#### Material to process
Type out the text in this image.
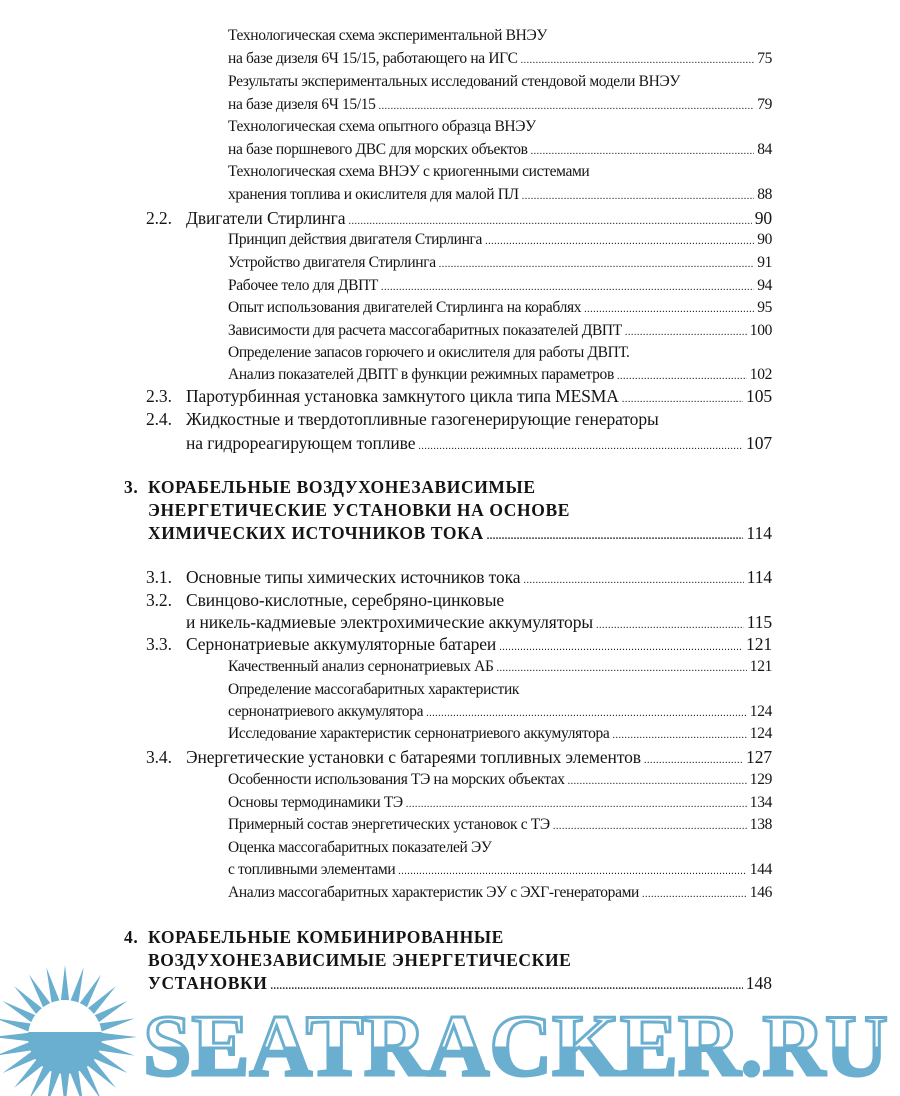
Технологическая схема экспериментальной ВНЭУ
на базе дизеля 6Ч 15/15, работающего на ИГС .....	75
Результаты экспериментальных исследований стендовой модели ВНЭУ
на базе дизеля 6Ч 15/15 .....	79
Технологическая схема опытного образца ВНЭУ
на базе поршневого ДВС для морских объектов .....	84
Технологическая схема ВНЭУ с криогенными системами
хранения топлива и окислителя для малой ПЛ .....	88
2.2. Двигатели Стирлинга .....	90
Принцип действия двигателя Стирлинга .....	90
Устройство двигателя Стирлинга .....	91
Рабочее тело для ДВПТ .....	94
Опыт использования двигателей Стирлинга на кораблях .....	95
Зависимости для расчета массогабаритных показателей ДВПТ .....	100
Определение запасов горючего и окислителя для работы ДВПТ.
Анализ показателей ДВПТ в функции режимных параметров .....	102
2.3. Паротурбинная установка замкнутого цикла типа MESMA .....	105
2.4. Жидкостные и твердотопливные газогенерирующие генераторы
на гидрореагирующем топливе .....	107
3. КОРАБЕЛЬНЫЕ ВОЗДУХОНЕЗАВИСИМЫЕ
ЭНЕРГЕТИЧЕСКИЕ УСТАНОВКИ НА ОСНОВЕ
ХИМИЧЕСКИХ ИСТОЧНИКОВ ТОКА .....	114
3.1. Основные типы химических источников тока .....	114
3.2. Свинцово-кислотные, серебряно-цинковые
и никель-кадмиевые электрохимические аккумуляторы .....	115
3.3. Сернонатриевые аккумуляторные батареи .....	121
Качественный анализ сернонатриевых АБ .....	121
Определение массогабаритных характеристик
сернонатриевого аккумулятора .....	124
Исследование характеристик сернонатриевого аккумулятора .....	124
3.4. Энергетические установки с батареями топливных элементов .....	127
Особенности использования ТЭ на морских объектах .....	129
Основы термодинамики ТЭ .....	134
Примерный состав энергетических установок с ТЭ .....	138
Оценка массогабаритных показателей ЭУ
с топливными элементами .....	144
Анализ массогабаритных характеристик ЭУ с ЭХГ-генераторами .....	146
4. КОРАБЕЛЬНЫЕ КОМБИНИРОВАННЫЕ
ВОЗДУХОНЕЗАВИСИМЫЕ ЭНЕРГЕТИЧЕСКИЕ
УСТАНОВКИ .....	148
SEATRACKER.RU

* * *

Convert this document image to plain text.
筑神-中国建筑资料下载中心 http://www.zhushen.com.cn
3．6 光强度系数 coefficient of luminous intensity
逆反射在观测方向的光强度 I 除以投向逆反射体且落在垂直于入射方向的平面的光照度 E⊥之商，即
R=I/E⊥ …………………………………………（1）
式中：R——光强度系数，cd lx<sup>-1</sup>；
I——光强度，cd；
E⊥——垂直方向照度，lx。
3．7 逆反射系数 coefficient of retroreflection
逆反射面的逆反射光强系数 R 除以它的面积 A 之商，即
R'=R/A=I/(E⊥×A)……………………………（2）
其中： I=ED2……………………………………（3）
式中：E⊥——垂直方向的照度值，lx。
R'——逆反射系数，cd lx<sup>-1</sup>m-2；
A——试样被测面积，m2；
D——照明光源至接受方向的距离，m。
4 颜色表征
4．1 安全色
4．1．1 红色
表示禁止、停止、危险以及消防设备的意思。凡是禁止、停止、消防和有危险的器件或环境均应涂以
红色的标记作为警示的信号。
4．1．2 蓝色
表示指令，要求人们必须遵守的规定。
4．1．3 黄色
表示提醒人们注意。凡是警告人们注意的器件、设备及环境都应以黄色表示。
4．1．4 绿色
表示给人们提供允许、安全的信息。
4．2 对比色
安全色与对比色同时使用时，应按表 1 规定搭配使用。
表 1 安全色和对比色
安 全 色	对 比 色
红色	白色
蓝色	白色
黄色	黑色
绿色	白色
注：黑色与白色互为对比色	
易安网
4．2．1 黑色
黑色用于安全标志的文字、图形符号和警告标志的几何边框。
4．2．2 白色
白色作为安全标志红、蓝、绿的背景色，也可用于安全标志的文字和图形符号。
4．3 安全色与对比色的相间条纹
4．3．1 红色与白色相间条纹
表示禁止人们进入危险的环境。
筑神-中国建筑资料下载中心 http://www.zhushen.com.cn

#### What is asked
From the entries above, extract every line where the word "image" appears.

#### Response below
Type out the text in this image.
Convert this document image to plain text.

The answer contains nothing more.